[What the task asks]
Give the count of lines in the data that include "title", with no other words.

[Dataset rows]
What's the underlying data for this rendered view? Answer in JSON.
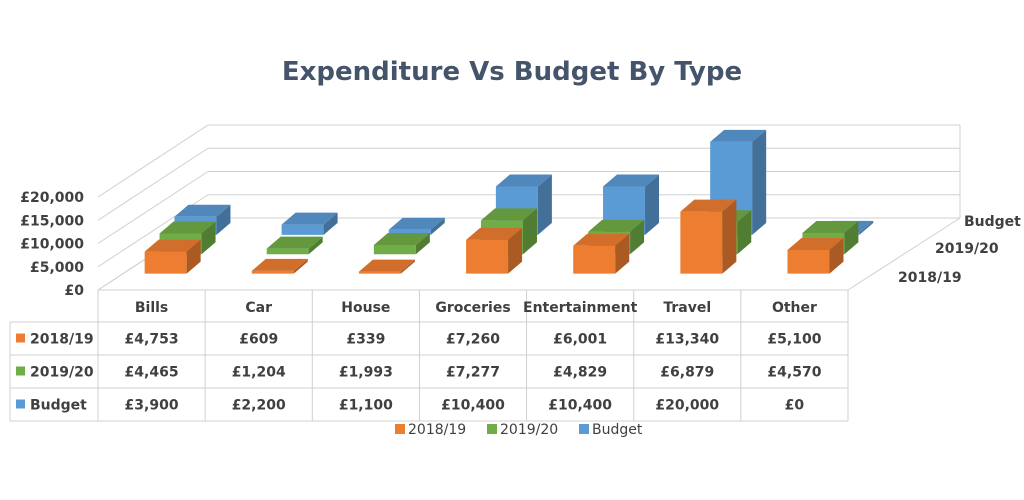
{
  "chart_data": {
    "type": "bar",
    "subtype": "3d-column-with-data-table",
    "title": "Expenditure Vs Budget By Type",
    "categories": [
      "Bills",
      "Car",
      "House",
      "Groceries",
      "Entertainment",
      "Travel",
      "Other"
    ],
    "series": [
      {
        "name": "2018/19",
        "color": "#ed7d31",
        "values": [
          4753,
          609,
          339,
          7260,
          6001,
          13340,
          5100
        ],
        "labels": [
          "£4,753",
          "£609",
          "£339",
          "£7,260",
          "£6,001",
          "£13,340",
          "£5,100"
        ]
      },
      {
        "name": "2019/20",
        "color": "#70ad47",
        "values": [
          4465,
          1204,
          1993,
          7277,
          4829,
          6879,
          4570
        ],
        "labels": [
          "£4,465",
          "£1,204",
          "£1,993",
          "£7,277",
          "£4,829",
          "£6,879",
          "£4,570"
        ]
      },
      {
        "name": "Budget",
        "color": "#5b9bd5",
        "values": [
          3900,
          2200,
          1100,
          10400,
          10400,
          20000,
          0
        ],
        "labels": [
          "£3,900",
          "£2,200",
          "£1,100",
          "£10,400",
          "£10,400",
          "£20,000",
          "£0"
        ]
      }
    ],
    "y_ticks": [
      "£0",
      "£5,000",
      "£10,000",
      "£15,000",
      "£20,000"
    ],
    "ylim": [
      0,
      20000
    ],
    "depth_labels": [
      "Budget",
      "2019/20",
      "2018/19"
    ],
    "grid": true,
    "legend": "bottom",
    "data_table": true
  }
}
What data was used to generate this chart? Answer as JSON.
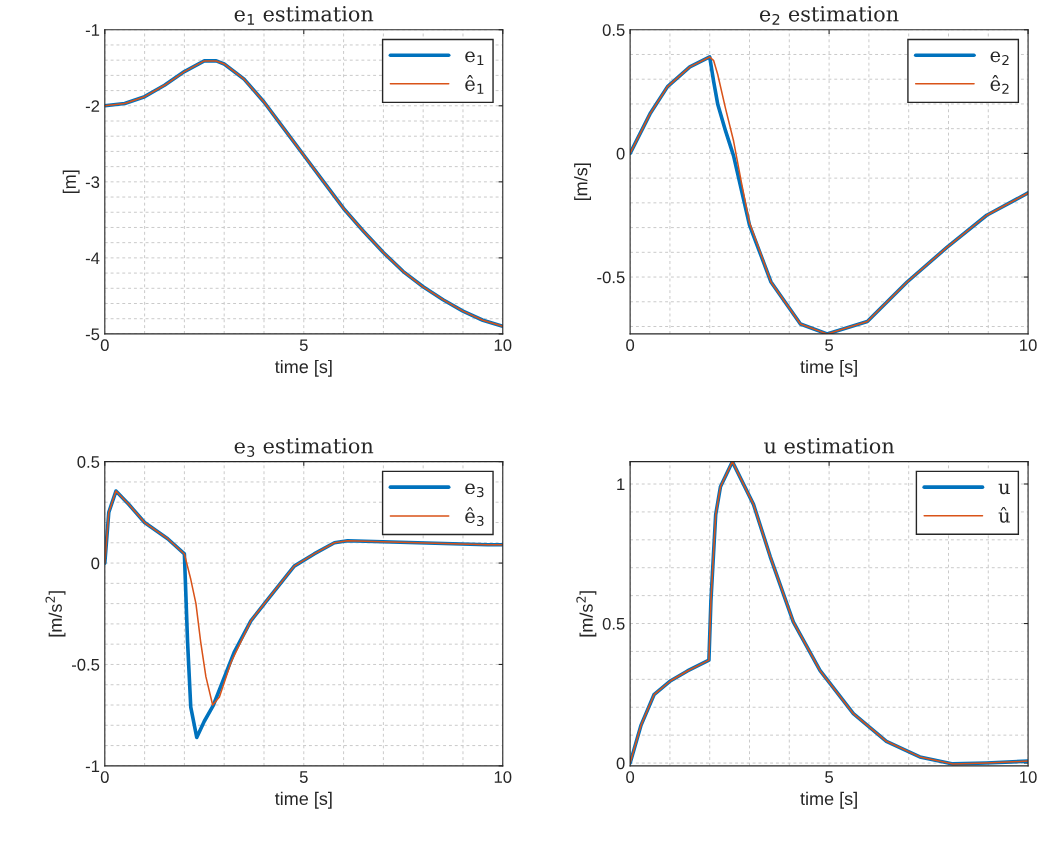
{
  "chart_data": [
    {
      "type": "line",
      "title": "e$_{1}$ estimation",
      "xlabel": "time [s]",
      "ylabel": "[m]",
      "xlim": [
        0,
        10
      ],
      "xticks": [
        0,
        5,
        10
      ],
      "ylim": [
        -5,
        -1
      ],
      "yticks": [
        -5,
        -4,
        -3,
        -2,
        -1
      ],
      "grid": true,
      "legend": "top right",
      "series": [
        {
          "name": "e$_{1}$",
          "color": "#0072bd",
          "x": [
            0,
            0.5,
            1,
            1.5,
            2,
            2.5,
            2.8,
            3,
            3.5,
            4,
            4.5,
            5,
            5.5,
            6,
            6.5,
            7,
            7.5,
            8,
            8.5,
            9,
            9.5,
            10
          ],
          "values": [
            -2,
            -1.97,
            -1.88,
            -1.73,
            -1.55,
            -1.41,
            -1.41,
            -1.45,
            -1.65,
            -1.95,
            -2.3,
            -2.65,
            -3.0,
            -3.35,
            -3.65,
            -3.93,
            -4.18,
            -4.38,
            -4.55,
            -4.7,
            -4.82,
            -4.9
          ]
        },
        {
          "name": "ê$_{1}$",
          "color": "#d95319",
          "x": [
            0,
            0.5,
            1,
            1.5,
            2,
            2.5,
            2.8,
            3,
            3.5,
            4,
            4.5,
            5,
            5.5,
            6,
            6.5,
            7,
            7.5,
            8,
            8.5,
            9,
            9.5,
            10
          ],
          "values": [
            -2,
            -1.97,
            -1.88,
            -1.73,
            -1.55,
            -1.41,
            -1.41,
            -1.45,
            -1.65,
            -1.95,
            -2.3,
            -2.65,
            -3.0,
            -3.35,
            -3.65,
            -3.93,
            -4.18,
            -4.38,
            -4.55,
            -4.7,
            -4.82,
            -4.9
          ]
        }
      ]
    },
    {
      "type": "line",
      "title": "e$_{2}$ estimation",
      "xlabel": "time [s]",
      "ylabel": "[m/s]",
      "xlim": [
        0,
        10
      ],
      "xticks": [
        0,
        5,
        10
      ],
      "ylim": [
        -0.73,
        0.5
      ],
      "yticks": [
        -0.5,
        0,
        0.5
      ],
      "grid": true,
      "legend": "top right",
      "series": [
        {
          "name": "e$_{2}$",
          "color": "#0072bd",
          "x": [
            0,
            0.5,
            0.94,
            1.5,
            2,
            2.1,
            2.2,
            2.4,
            2.6,
            2.8,
            3.0,
            3.54,
            4.28,
            4.95,
            5.96,
            6.96,
            7.96,
            8.96,
            10
          ],
          "values": [
            0,
            0.16,
            0.27,
            0.35,
            0.39,
            0.29,
            0.2,
            0.09,
            -0.01,
            -0.15,
            -0.29,
            -0.52,
            -0.69,
            -0.73,
            -0.68,
            -0.52,
            -0.38,
            -0.25,
            -0.16
          ]
        },
        {
          "name": "ê$_{2}$",
          "color": "#d95319",
          "x": [
            0,
            0.5,
            0.94,
            1.5,
            2,
            2.1,
            2.2,
            2.4,
            2.6,
            2.8,
            3.0,
            3.54,
            4.28,
            4.95,
            5.96,
            6.96,
            7.96,
            8.96,
            10
          ],
          "values": [
            0,
            0.16,
            0.27,
            0.35,
            0.39,
            0.375,
            0.32,
            0.18,
            0.05,
            -0.12,
            -0.28,
            -0.52,
            -0.69,
            -0.73,
            -0.68,
            -0.52,
            -0.38,
            -0.25,
            -0.16
          ]
        }
      ]
    },
    {
      "type": "line",
      "title": "e$_{3}$ estimation",
      "xlabel": "time [s]",
      "ylabel": "[m/s$^{2}$]",
      "xlim": [
        0,
        10
      ],
      "xticks": [
        0,
        5,
        10
      ],
      "ylim": [
        -1,
        0.5
      ],
      "yticks": [
        -1,
        -0.5,
        0,
        0.5
      ],
      "grid": true,
      "legend": "top right",
      "series": [
        {
          "name": "e$_{3}$",
          "color": "#0072bd",
          "x": [
            0,
            0.1,
            0.28,
            0.6,
            1.0,
            1.58,
            2.0,
            2.08,
            2.16,
            2.31,
            2.5,
            2.73,
            3.25,
            3.67,
            4.09,
            4.76,
            5.26,
            5.77,
            6.1,
            9.62,
            10
          ],
          "values": [
            0,
            0.25,
            0.355,
            0.29,
            0.2,
            0.12,
            0.045,
            -0.39,
            -0.71,
            -0.86,
            -0.78,
            -0.7,
            -0.44,
            -0.285,
            -0.18,
            -0.015,
            0.045,
            0.1,
            0.11,
            0.09,
            0.09
          ]
        },
        {
          "name": "ê$_{3}$",
          "color": "#d95319",
          "x": [
            0,
            0.1,
            0.28,
            0.6,
            1.0,
            1.58,
            2.0,
            2.16,
            2.29,
            2.41,
            2.54,
            2.71,
            2.88,
            3.17,
            3.67,
            4.09,
            4.76,
            5.26,
            5.77,
            6.1,
            9.62,
            10
          ],
          "values": [
            0,
            0.25,
            0.355,
            0.29,
            0.2,
            0.12,
            0.045,
            -0.08,
            -0.2,
            -0.39,
            -0.56,
            -0.7,
            -0.66,
            -0.49,
            -0.285,
            -0.18,
            -0.015,
            0.045,
            0.1,
            0.11,
            0.09,
            0.09
          ]
        }
      ]
    },
    {
      "type": "line",
      "title": "u estimation",
      "xlabel": "time [s]",
      "ylabel": "[m/s$^{2}$]",
      "xlim": [
        0,
        10
      ],
      "xticks": [
        0,
        5,
        10
      ],
      "ylim": [
        -0.01,
        1.08
      ],
      "yticks": [
        0,
        0.5,
        1
      ],
      "grid": true,
      "legend": "top right",
      "series": [
        {
          "name": "u",
          "color": "#0072bd",
          "x": [
            0,
            0.27,
            0.6,
            1.02,
            1.44,
            1.98,
            2.03,
            2.15,
            2.27,
            2.57,
            3.1,
            3.52,
            4.1,
            4.77,
            5.61,
            6.44,
            7.28,
            8.11,
            8.95,
            10
          ],
          "values": [
            0,
            0.134,
            0.245,
            0.295,
            0.33,
            0.369,
            0.58,
            0.89,
            0.99,
            1.08,
            0.927,
            0.74,
            0.506,
            0.332,
            0.177,
            0.078,
            0.022,
            -0.003,
            0,
            0.007
          ]
        },
        {
          "name": "û",
          "color": "#d95319",
          "x": [
            0,
            0.27,
            0.6,
            1.02,
            1.44,
            1.98,
            2.03,
            2.15,
            2.27,
            2.57,
            3.1,
            3.52,
            4.1,
            4.77,
            5.61,
            6.44,
            7.28,
            8.11,
            8.95,
            10
          ],
          "values": [
            0,
            0.134,
            0.245,
            0.295,
            0.33,
            0.369,
            0.58,
            0.89,
            0.99,
            1.08,
            0.927,
            0.74,
            0.506,
            0.332,
            0.177,
            0.078,
            0.022,
            -0.003,
            0,
            0.007
          ]
        }
      ]
    }
  ]
}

[Response for this exercise]
5